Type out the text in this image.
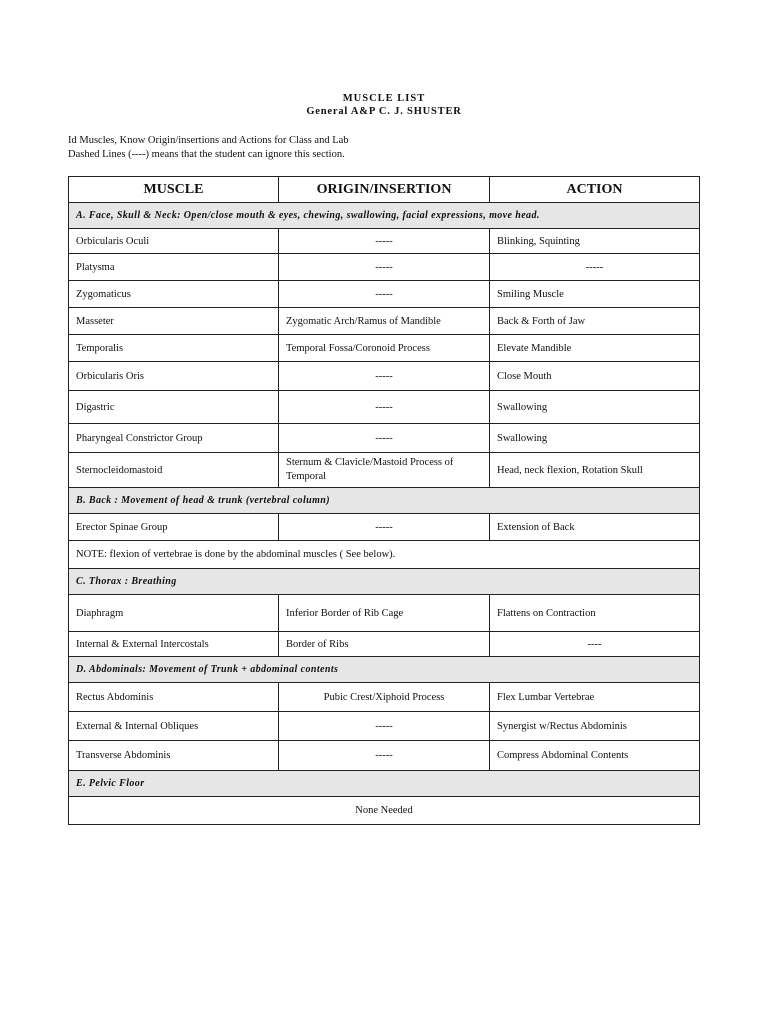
MUSCLE LIST
General A&P C. J. SHUSTER
Id Muscles, Know Origin/insertions and Actions for Class and Lab
Dashed Lines (----) means that the student can ignore this section.
MUSCLE	ORIGIN/INSERTION	ACTION
A. Face, Skull & Neck: Open/close mouth & eyes, chewing, swallowing, facial expressions, move head.		
Orbicularis Oculi	-----	Blinking, Squinting
Platysma	-----	-----
Zygomaticus	-----	Smiling Muscle
Masseter	Zygomatic Arch/Ramus of Mandible	Back & Forth of Jaw
Temporalis	Temporal Fossa/Coronoid Process	Elevate Mandible
Orbicularis Oris	-----	Close Mouth
Digastric	-----	Swallowing
Pharyngeal Constrictor Group	-----	Swallowing
Sternocleidomastoid	Sternum & Clavicle/Mastoid Process of Temporal	Head, neck flexion, Rotation Skull
B. Back : Movement of head & trunk (vertebral column)		
Erector Spinae Group	-----	Extension of Back
NOTE: flexion of vertebrae is done by the abdominal muscles ( See below).		
C. Thorax : Breathing		
Diaphragm	Inferior Border of Rib Cage	Flattens on Contraction
Internal & External Intercostals	Border of Ribs	----
D. Abdominals: Movement of Trunk + abdominal contents		
Rectus Abdominis	Pubic Crest/Xiphoid Process	Flex Lumbar Vertebrae
External & Internal Obliques	-----	Synergist w/Rectus Abdominis
Transverse Abdominis	-----	Compress Abdominal Contents
E. Pelvic Floor		
None Needed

· · · ·

**What you will do**
In the material above, find each line that contains the word "this", and select it.

**Correct output**
Type out the text in this image.
Dashed Lines (----) means that the student can ignore this section.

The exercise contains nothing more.